▶ [DIRECTIONS]
Copy down every line where the string "участника" shows up.

▶ [SUPPLIED ENTRIES]
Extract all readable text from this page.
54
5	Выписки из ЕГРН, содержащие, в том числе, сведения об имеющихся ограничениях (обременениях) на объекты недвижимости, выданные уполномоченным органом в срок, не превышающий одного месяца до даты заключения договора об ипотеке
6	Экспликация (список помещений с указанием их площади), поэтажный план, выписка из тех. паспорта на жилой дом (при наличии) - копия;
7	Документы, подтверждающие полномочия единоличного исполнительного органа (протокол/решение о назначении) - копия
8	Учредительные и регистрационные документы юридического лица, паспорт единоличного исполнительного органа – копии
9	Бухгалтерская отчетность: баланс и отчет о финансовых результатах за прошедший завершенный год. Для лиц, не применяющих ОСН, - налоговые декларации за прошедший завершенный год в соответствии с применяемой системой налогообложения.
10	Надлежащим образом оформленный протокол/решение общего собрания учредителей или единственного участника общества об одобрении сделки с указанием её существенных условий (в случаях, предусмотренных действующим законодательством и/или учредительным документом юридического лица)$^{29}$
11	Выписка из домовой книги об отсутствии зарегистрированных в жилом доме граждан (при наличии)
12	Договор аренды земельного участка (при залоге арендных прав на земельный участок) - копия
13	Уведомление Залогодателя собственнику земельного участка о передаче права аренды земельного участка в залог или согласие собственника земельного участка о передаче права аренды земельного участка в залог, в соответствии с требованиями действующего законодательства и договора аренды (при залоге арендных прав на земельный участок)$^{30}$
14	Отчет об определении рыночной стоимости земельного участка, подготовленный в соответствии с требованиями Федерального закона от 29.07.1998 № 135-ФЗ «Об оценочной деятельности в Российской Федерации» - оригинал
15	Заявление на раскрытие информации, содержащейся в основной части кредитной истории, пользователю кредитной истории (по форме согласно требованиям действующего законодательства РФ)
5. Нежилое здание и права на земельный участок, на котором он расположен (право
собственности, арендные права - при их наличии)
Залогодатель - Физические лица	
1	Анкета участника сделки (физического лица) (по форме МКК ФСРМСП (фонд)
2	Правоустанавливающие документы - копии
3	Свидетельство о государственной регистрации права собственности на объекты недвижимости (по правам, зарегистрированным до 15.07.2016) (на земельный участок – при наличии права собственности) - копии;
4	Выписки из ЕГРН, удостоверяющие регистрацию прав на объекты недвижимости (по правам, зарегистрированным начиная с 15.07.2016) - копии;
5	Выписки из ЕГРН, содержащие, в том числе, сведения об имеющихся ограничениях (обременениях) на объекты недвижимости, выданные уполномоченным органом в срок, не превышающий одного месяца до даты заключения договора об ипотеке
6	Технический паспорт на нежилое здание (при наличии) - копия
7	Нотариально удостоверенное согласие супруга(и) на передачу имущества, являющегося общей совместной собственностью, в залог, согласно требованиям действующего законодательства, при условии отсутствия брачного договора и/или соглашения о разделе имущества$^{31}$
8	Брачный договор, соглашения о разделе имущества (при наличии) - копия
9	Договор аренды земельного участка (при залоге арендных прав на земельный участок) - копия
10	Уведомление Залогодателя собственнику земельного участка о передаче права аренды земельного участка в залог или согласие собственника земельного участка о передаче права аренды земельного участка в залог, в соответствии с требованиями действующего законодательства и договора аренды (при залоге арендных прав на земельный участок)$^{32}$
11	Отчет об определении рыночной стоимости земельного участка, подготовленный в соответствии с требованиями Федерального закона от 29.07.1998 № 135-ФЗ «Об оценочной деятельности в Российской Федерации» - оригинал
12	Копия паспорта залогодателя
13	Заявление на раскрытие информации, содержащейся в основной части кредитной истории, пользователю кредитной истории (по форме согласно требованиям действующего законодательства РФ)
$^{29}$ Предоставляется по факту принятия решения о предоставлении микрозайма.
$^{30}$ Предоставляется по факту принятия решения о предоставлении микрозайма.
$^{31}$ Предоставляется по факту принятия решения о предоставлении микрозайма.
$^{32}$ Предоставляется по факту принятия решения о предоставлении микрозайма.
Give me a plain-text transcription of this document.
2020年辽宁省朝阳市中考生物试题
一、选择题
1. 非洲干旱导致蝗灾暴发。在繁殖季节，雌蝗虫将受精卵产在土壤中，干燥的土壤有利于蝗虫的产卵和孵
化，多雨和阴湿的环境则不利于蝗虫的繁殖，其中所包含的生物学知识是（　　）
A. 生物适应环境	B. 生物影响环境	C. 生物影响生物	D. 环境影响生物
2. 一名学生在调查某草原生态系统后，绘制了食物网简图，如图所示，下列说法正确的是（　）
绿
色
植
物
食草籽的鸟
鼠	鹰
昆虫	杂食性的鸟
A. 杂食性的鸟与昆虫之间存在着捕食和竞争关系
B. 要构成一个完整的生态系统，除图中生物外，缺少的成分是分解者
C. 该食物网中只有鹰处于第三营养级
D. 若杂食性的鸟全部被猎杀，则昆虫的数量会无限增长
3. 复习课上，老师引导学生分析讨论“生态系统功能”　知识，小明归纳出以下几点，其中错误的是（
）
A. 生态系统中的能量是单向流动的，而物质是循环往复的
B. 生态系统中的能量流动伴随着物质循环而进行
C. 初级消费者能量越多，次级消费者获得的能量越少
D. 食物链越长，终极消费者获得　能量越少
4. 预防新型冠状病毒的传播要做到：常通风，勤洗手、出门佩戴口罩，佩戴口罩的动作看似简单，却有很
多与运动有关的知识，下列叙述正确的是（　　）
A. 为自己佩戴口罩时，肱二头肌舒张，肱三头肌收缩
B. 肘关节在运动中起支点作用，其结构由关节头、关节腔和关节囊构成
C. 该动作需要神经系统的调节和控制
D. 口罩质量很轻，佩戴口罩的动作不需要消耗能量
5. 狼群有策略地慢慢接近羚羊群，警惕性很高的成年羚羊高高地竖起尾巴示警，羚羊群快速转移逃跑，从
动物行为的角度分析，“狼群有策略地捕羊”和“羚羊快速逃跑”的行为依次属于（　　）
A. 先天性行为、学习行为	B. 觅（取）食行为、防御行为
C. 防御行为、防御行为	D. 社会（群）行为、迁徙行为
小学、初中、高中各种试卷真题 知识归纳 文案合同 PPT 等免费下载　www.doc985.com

▶ [TASK RESULT]
10	Надлежащим образом оформленный протокол/решение общего собрания учредителей или единственного участника общества об одобрении сделки с указанием её существенных условий (в случаях, предусмотренных действующим законодательством и/или учредительным документом юридического лица)$^{29}$
1	Анкета участника сделки (физического лица) (по форме МКК ФСРМСП (фонд)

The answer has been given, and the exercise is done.